Exercise goal:
Each entry must appear again exactly as it does in the source.

Records for the task:
--------

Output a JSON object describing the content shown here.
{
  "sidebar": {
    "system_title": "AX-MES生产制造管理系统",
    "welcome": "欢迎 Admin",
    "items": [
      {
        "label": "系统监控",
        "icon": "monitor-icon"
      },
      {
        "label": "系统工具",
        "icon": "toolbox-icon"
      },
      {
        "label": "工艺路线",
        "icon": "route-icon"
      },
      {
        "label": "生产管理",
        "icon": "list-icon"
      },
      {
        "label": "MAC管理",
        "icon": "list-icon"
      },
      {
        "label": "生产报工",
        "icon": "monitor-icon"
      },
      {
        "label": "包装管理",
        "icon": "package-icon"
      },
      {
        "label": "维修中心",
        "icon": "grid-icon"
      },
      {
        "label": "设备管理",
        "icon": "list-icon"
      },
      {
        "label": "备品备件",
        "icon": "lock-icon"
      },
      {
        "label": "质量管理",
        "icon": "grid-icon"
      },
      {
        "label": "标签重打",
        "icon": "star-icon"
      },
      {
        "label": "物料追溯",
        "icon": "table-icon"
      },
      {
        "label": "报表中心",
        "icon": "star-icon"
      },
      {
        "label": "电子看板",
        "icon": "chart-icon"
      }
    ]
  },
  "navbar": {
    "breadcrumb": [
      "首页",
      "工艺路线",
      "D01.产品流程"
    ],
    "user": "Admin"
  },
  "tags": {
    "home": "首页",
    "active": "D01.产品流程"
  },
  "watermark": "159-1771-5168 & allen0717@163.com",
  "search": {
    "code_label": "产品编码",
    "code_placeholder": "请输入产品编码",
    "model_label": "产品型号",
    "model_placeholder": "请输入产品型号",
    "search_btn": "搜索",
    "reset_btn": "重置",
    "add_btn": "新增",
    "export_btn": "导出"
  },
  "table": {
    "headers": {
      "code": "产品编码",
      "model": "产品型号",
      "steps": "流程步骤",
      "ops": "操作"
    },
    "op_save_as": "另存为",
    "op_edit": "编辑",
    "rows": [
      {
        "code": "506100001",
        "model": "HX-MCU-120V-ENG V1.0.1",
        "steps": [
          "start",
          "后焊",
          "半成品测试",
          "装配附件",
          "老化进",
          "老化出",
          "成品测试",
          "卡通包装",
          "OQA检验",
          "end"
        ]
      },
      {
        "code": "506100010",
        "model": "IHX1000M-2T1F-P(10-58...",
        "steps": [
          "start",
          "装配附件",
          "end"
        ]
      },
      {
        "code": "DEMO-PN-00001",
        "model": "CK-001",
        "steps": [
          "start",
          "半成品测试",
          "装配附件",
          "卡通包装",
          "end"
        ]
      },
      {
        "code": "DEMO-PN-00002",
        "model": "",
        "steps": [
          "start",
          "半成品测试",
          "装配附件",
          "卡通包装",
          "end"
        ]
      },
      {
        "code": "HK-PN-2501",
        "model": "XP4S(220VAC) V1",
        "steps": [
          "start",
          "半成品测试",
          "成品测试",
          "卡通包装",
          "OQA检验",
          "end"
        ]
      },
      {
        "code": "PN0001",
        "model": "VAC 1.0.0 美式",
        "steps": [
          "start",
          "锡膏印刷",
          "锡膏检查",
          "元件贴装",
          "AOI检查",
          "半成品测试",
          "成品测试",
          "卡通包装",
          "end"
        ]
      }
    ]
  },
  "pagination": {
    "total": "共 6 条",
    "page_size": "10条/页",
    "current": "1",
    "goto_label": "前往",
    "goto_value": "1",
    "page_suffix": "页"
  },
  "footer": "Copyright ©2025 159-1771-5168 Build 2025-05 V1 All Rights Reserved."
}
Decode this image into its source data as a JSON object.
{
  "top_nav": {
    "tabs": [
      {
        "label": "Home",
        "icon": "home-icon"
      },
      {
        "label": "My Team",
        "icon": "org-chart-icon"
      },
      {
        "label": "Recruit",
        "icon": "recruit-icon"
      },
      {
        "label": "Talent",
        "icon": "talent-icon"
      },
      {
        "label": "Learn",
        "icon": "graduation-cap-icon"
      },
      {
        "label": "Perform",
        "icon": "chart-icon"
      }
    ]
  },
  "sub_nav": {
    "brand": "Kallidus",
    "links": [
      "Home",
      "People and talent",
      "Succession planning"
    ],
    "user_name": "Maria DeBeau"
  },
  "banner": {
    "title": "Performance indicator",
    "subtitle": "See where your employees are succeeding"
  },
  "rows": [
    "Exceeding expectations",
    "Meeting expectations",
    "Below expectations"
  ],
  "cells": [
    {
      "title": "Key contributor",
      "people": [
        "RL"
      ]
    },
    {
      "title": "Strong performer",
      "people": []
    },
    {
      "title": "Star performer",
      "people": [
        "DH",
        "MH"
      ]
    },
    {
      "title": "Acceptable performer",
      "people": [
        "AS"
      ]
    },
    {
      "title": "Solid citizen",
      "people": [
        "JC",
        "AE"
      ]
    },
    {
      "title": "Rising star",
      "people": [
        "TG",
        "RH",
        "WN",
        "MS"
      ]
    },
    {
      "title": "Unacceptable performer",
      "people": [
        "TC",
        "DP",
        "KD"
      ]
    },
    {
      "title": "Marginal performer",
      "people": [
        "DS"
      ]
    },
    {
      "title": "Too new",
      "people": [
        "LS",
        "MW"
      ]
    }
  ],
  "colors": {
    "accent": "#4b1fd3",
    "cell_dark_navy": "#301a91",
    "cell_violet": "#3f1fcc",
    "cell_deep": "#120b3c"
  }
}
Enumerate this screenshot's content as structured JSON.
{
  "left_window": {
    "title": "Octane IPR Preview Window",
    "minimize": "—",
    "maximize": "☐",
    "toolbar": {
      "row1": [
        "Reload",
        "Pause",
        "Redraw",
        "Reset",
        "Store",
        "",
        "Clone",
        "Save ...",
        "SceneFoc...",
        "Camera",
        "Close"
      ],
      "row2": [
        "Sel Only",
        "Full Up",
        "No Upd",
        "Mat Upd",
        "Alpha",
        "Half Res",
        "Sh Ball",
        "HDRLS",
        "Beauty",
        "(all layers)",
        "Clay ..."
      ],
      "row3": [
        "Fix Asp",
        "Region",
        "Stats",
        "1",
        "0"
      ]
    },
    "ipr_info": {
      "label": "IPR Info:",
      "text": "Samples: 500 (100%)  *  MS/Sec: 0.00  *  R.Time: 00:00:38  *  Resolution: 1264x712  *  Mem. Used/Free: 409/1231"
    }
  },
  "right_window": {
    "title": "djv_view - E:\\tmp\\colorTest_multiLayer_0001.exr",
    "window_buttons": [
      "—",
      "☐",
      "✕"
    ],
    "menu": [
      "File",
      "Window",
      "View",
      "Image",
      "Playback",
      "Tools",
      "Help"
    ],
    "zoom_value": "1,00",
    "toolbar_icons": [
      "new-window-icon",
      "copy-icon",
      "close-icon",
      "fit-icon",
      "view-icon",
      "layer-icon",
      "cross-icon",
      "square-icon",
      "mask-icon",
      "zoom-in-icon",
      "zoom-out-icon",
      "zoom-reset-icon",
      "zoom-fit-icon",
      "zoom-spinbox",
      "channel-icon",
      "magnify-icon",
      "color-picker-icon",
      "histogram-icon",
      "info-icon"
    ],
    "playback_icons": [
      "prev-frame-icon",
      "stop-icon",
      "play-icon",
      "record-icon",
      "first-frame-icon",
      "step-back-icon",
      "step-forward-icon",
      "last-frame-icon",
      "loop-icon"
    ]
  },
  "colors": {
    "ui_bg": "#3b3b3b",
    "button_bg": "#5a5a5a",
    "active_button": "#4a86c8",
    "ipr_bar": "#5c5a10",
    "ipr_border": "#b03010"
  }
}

--------

Solved problem:
Output a JSON object describing the content shown here.
{
  "sidebar": {
    "system_title": "AX-MES生产制造管理系统",
    "welcome": "欢迎 Admin",
    "items": [
      {
        "label": "系统监控",
        "icon": "monitor-icon"
      },
      {
        "label": "系统工具",
        "icon": "toolbox-icon"
      },
      {
        "label": "工艺路线",
        "icon": "route-icon"
      },
      {
        "label": "生产管理",
        "icon": "list-icon"
      },
      {
        "label": "MAC管理",
        "icon": "list-icon"
      },
      {
        "label": "生产报工",
        "icon": "monitor-icon"
      },
      {
        "label": "包装管理",
        "icon": "package-icon"
      },
      {
        "label": "维修中心",
        "icon": "grid-icon"
      },
      {
        "label": "设备管理",
        "icon": "list-icon"
      },
      {
        "label": "备品备件",
        "icon": "lock-icon"
      },
      {
        "label": "质量管理",
        "icon": "grid-icon"
      },
      {
        "label": "标签重打",
        "icon": "star-icon"
      },
      {
        "label": "物料追溯",
        "icon": "table-icon"
      },
      {
        "label": "报表中心",
        "icon": "star-icon"
      },
      {
        "label": "电子看板",
        "icon": "chart-icon"
      }
    ]
  },
  "navbar": {
    "breadcrumb": [
      "首页",
      "工艺路线",
      "D01.产品流程"
    ],
    "user": "Admin"
  },
  "tags": {
    "home": "首页",
    "active": "D01.产品流程"
  },
  "watermark": "159-1771-5168 & allen0717@163.com",
  "search": {
    "code_label": "产品编码",
    "code_placeholder": "请输入产品编码",
    "model_label": "产品型号",
    "model_placeholder": "请输入产品型号",
    "search_btn": "搜索",
    "reset_btn": "重置",
    "add_btn": "新增",
    "export_btn": "导出"
  },
  "table": {
    "headers": {
      "code": "产品编码",
      "model": "产品型号",
      "steps": "流程步骤",
      "ops": "操作"
    },
    "op_save_as": "另存为",
    "op_edit": "编辑",
    "rows": [
      {
        "code": "506100001",
        "model": "HX-MCU-120V-ENG V1.0.1",
        "steps": [
          "start",
          "后焊",
          "半成品测试",
          "装配附件",
          "老化进",
          "老化出",
          "成品测试",
          "卡通包装",
          "OQA检验",
          "end"
        ]
      },
      {
        "code": "506100010",
        "model": "IHX1000M-2T1F-P(10-58...",
        "steps": [
          "start",
          "装配附件",
          "end"
        ]
      },
      {
        "code": "DEMO-PN-00001",
        "model": "CK-001",
        "steps": [
          "start",
          "半成品测试",
          "装配附件",
          "卡通包装",
          "end"
        ]
      },
      {
        "code": "DEMO-PN-00002",
        "model": "",
        "steps": [
          "start",
          "半成品测试",
          "装配附件",
          "卡通包装",
          "end"
        ]
      },
      {
        "code": "HK-PN-2501",
        "model": "XP4S(220VAC) V1",
        "steps": [
          "start",
          "半成品测试",
          "成品测试",
          "卡通包装",
          "OQA检验",
          "end"
        ]
      },
      {
        "code": "PN0001",
        "model": "VAC 1.0.0 美式",
        "steps": [
          "start",
          "锡膏印刷",
          "锡膏检查",
          "元件贴装",
          "AOI检查",
          "半成品测试",
          "成品测试",
          "卡通包装",
          "end"
        ]
      }
    ]
  },
  "pagination": {
    "total": "共 6 条",
    "page_size": "10条/页",
    "current": "1",
    "goto_label": "前往",
    "goto_value": "1",
    "page_suffix": "页"
  },
  "footer": "Copyright ©2025 159-1771-5168 Build 2025-05 V1 All Rights Reserved."
}
Decode this image into its source data as a JSON object.
{
  "top_nav": {
    "tabs": [
      {
        "label": "Home",
        "icon": "home-icon"
      },
      {
        "label": "My Team",
        "icon": "org-chart-icon"
      },
      {
        "label": "Recruit",
        "icon": "recruit-icon"
      },
      {
        "label": "Talent",
        "icon": "talent-icon"
      },
      {
        "label": "Learn",
        "icon": "graduation-cap-icon"
      },
      {
        "label": "Perform",
        "icon": "chart-icon"
      }
    ]
  },
  "sub_nav": {
    "brand": "Kallidus",
    "links": [
      "Home",
      "People and talent",
      "Succession planning"
    ],
    "user_name": "Maria DeBeau"
  },
  "banner": {
    "title": "Performance indicator",
    "subtitle": "See where your employees are succeeding"
  },
  "rows": [
    "Exceeding expectations",
    "Meeting expectations",
    "Below expectations"
  ],
  "cells": [
    {
      "title": "Key contributor",
      "people": [
        "RL"
      ]
    },
    {
      "title": "Strong performer",
      "people": []
    },
    {
      "title": "Star performer",
      "people": [
        "DH",
        "MH"
      ]
    },
    {
      "title": "Acceptable performer",
      "people": [
        "AS"
      ]
    },
    {
      "title": "Solid citizen",
      "people": [
        "JC",
        "AE"
      ]
    },
    {
      "title": "Rising star",
      "people": [
        "TG",
        "RH",
        "WN",
        "MS"
      ]
    },
    {
      "title": "Unacceptable performer",
      "people": [
        "TC",
        "DP",
        "KD"
      ]
    },
    {
      "title": "Marginal performer",
      "people": [
        "DS"
      ]
    },
    {
      "title": "Too new",
      "people": [
        "LS",
        "MW"
      ]
    }
  ],
  "colors": {
    "accent": "#4b1fd3",
    "cell_dark_navy": "#301a91",
    "cell_violet": "#3f1fcc",
    "cell_deep": "#120b3c"
  }
}
Enumerate this screenshot's content as structured JSON.
{
  "left_window": {
    "title": "Octane IPR Preview Window",
    "minimize": "—",
    "maximize": "☐",
    "toolbar": {
      "row1": [
        "Reload",
        "Pause",
        "Redraw",
        "Reset",
        "Store",
        "",
        "Clone",
        "Save ...",
        "SceneFoc...",
        "Camera",
        "Close"
      ],
      "row2": [
        "Sel Only",
        "Full Up",
        "No Upd",
        "Mat Upd",
        "Alpha",
        "Half Res",
        "Sh Ball",
        "HDRLS",
        "Beauty",
        "(all layers)",
        "Clay ..."
      ],
      "row3": [
        "Fix Asp",
        "Region",
        "Stats",
        "1",
        "0"
      ]
    },
    "ipr_info": {
      "label": "IPR Info:",
      "text": "Samples: 500 (100%)  *  MS/Sec: 0.00  *  R.Time: 00:00:38  *  Resolution: 1264x712  *  Mem. Used/Free: 409/1231"
    }
  },
  "right_window": {
    "title": "djv_view - E:\\tmp\\colorTest_multiLayer_0001.exr",
    "window_buttons": [
      "—",
      "☐",
      "✕"
    ],
    "menu": [
      "File",
      "Window",
      "View",
      "Image",
      "Playback",
      "Tools",
      "Help"
    ],
    "zoom_value": "1,00",
    "toolbar_icons": [
      "new-window-icon",
      "copy-icon",
      "close-icon",
      "fit-icon",
      "view-icon",
      "layer-icon",
      "cross-icon",
      "square-icon",
      "mask-icon",
      "zoom-in-icon",
      "zoom-out-icon",
      "zoom-reset-icon",
      "zoom-fit-icon",
      "zoom-spinbox",
      "channel-icon",
      "magnify-icon",
      "color-picker-icon",
      "histogram-icon",
      "info-icon"
    ],
    "playback_icons": [
      "prev-frame-icon",
      "stop-icon",
      "play-icon",
      "record-icon",
      "first-frame-icon",
      "step-back-icon",
      "step-forward-icon",
      "last-frame-icon",
      "loop-icon"
    ]
  },
  "colors": {
    "ui_bg": "#3b3b3b",
    "button_bg": "#5a5a5a",
    "active_button": "#4a86c8",
    "ipr_bar": "#5c5a10",
    "ipr_border": "#b03010"
  }
}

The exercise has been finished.